- Problem 1: Decide whether each statement agrees with the QBR guide: (a) Section 4 is allotted 15-20 minutes; (b) the presenter should also act as note-taker; (c) meeting notes go out within one week after the QBR. Answer yes or no for each, quoting the deciding words.
- Problem 2: Retype the part of the QBR guide that opens with the words containing "The surprise request." and closes with "before the QBR.".

- Source passage:
━━━━━━

Dependencies. Flag critical external dependencies that could affect next quarter’s delivery.

Section 3: Next Quarter Plan (20 minutes)

Proposed Objectives. Present 3-5 objectives for the upcoming quarter, each with measurable key results. These should flow from the annual strategy and address gaps identified in the quarter review.

Roadmap. Show the planned deliverables on a timeline, grouped by milestone. Include dependencies and the critical path.

Resource Requests. If additional resources are needed (headcount, budget, tools, vendor support), present the request with justification tied to specific objectives.

Risks to the Plan. Proactively identify what could derail the next quarter’s objectives. Showing leadership that you have thought about risks before they materialize builds confidence.

Section 4: Discussion and Decisions (15-20 minutes)

Strategic alignment. Does leadership have context that should change the plan? Organizational shifts, market changes, or competitor moves that the team should factor in.

Resource decisions. Approve or modify resource requests.

Priority adjustments. Are there objectives that should be added, removed, or reprioritized?

Action items. Document every decision and action item with an owner and deadline.

Preparing for the QBR

Two Weeks Before

  • Pull all metrics and data. Do not wait until the day before.
  • Draft the presentation. Review with your direct manager for alignment before presenting to leadership.
  • Collect input from team leads on accomplishments, challenges, and next-quarter plans.

One Week Before

  • Share the QBR deck with attendees for pre-reading. Include a summary that busy executives can scan in 5 minutes.
  • Prepare answers for likely questions: “Why was this delayed?”, “What is the risk of [specific concern]?”, “Can we accelerate [specific deliverable]?”

Day of the QBR

  • Arrive with printed agendas or send the deck link 30 minutes before.
  • Designate a note-taker (not the presenter).
  • Start on time and manage the agenda strictly.

QBR Presentation Tips

Lead with outcomes, not activities. “We reduced customer support ticket volume by 18%” matters more to leadership than “We completed 10 features across 6 sprints.”

Use data, not adjectives. “The project is going well” tells leadership nothing. “Sprint completion rate is 88%, budget is at 52% consumed with 50% of scope delivered, and defect escape rate dropped from 12% to 4%” tells them everything.

Be concise. Each slide should convey one message. If a slide requires more than 2 minutes of explanation, it is too complex. Leadership’s attention span in a review meeting is measured in minutes, not hours.

Have backup slides. Prepare detailed data slides that are not in the main deck but are available if leadership asks for more detail. “Great question — I have the data on that” with a prepared slide builds credibility.

Anticipate tough questions. If the quarter had a significant miss, address it proactively rather than hoping nobody asks. Leadership notices evasion.

QBR Anti-Patterns

The victory lap. A QBR that only highlights wins and ignores challenges. Leadership knows the project has problems — presenting a rosy picture undermines trust.

The deep dive. A QBR that spends 45 minutes on one topic while skipping the next-quarter plan entirely. Use the parking lot for topics that need deeper discussion and schedule follow-up meetings.

The surprise request. Requesting a budget increase or headcount that leadership has no context for. Prep resource requests with supporting data and pre-socialize with your manager before the QBR.

Skipping the QBR. Teams that skip quarterly reviews lose alignment with leadership. When priorities shift and the team does not know about it, the disconnect compounds until a painful correction occurs.

After the QBR

Within 48 hours, distribute:

  • Meeting notes with all decisions and action items
  • Updated objectives and key results for the next quarter
  • Updated 90-day action plan reflecting any changes from the QBR
  • Follow-up meeting invitations for any parking lot items

The QBR is not just a presentation — it is a governance checkpoint that keeps the project aligned with organizational strategy and gives the PM the mandate and resources to execute. Treat it as an investment in stakeholder alignment, not an interruption to real work.

━━━━━━

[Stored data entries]
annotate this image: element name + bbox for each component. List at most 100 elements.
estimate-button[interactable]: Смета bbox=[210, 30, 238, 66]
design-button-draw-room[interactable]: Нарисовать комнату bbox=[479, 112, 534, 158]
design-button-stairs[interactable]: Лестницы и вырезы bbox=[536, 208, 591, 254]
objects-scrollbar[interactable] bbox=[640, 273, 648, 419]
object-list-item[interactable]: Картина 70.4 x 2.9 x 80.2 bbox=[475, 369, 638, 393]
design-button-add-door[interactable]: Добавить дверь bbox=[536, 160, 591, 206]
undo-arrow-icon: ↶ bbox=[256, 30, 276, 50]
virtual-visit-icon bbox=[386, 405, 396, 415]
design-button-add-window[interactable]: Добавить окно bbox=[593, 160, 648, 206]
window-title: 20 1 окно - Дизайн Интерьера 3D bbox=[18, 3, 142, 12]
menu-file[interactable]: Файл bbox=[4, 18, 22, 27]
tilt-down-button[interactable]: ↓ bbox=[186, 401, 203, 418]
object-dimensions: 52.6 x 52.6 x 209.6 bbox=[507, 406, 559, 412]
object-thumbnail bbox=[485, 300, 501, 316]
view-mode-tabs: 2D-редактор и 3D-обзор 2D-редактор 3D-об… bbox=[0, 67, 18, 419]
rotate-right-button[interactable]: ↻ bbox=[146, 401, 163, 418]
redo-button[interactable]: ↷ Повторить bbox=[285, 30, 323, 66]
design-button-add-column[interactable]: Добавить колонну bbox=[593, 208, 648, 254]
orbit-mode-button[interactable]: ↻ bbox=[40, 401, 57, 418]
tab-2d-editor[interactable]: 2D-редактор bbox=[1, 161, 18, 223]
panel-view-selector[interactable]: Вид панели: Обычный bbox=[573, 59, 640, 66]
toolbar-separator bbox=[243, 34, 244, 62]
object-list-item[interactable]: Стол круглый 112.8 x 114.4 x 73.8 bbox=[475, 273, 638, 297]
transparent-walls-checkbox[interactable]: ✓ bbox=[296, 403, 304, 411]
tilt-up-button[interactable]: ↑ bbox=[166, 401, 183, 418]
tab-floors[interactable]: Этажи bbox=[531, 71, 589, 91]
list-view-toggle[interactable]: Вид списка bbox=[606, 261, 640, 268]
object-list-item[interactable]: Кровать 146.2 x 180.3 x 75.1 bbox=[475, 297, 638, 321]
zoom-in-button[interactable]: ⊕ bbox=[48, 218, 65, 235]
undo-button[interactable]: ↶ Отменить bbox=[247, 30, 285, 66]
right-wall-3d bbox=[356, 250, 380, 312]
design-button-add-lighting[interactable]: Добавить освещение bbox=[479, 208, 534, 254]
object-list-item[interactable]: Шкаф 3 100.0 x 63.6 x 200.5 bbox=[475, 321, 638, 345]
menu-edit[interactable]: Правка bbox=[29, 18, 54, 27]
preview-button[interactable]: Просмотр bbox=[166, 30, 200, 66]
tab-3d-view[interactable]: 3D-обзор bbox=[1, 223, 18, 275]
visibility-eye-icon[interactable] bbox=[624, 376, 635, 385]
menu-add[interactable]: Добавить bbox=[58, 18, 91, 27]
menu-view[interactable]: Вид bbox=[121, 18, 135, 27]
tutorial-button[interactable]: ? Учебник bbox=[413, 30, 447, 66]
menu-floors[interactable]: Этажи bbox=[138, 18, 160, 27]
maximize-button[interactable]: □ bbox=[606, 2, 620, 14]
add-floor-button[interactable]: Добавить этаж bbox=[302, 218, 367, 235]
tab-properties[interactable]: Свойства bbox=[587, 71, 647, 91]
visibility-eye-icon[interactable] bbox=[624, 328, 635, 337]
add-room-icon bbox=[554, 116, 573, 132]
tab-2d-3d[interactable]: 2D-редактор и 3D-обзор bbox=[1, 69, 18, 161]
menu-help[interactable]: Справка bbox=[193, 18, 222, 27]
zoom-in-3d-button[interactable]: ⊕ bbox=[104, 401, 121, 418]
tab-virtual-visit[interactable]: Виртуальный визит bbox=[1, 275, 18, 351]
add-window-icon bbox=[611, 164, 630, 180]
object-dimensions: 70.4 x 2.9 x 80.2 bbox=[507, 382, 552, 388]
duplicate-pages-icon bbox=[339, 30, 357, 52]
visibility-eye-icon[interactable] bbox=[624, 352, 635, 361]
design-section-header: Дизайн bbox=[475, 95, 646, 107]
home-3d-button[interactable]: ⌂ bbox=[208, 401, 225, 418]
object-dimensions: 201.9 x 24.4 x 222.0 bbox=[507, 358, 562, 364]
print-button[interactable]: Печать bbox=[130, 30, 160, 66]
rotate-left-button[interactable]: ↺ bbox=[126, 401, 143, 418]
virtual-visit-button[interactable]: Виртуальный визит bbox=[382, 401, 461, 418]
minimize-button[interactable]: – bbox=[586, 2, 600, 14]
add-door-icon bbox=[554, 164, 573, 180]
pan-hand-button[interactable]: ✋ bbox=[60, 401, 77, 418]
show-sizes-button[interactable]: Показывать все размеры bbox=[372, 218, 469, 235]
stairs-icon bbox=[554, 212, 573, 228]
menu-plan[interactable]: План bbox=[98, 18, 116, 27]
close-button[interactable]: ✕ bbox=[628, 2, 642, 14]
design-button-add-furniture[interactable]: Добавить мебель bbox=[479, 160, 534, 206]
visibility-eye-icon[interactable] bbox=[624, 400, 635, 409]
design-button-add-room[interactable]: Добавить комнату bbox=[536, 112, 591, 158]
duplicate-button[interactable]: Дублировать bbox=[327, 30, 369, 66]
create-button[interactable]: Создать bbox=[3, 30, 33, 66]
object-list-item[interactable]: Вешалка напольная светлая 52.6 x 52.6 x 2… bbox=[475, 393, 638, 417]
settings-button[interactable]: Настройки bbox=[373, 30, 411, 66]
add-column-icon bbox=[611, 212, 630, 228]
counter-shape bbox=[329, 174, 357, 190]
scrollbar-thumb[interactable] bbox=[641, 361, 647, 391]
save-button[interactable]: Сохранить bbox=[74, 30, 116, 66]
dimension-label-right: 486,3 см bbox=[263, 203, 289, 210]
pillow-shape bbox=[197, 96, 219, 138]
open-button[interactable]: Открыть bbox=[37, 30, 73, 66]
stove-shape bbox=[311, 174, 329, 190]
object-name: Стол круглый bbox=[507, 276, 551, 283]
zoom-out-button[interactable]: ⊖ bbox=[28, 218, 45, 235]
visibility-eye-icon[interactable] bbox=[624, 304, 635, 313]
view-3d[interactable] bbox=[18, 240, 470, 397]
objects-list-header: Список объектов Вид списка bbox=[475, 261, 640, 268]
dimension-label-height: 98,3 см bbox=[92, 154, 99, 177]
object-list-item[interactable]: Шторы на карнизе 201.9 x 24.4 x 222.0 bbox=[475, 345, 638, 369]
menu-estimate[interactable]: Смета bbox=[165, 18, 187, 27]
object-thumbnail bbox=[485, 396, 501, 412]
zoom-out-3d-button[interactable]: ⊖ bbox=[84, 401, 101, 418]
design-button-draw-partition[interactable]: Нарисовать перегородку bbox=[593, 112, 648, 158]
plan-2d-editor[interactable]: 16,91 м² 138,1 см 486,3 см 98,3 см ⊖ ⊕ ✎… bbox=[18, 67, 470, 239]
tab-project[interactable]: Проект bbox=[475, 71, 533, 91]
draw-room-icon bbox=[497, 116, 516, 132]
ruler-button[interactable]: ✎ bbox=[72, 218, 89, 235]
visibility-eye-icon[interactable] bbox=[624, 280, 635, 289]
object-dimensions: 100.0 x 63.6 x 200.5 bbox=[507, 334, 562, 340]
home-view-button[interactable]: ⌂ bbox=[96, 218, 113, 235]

━━━━━━

- Exercise result 1:
(a) Yes: "Section 4: Discussion and Decisions (15-20 minutes)"
(b) No: "Designate a note-taker (not the presenter)."
(c) No: "Within 48 hours, distribute:"

- Exercise result 2:
The surprise request. Requesting a budget increase or headcount that leadership has no context for. Prep resource requests with supporting data and pre-socialize with your manager before the QBR.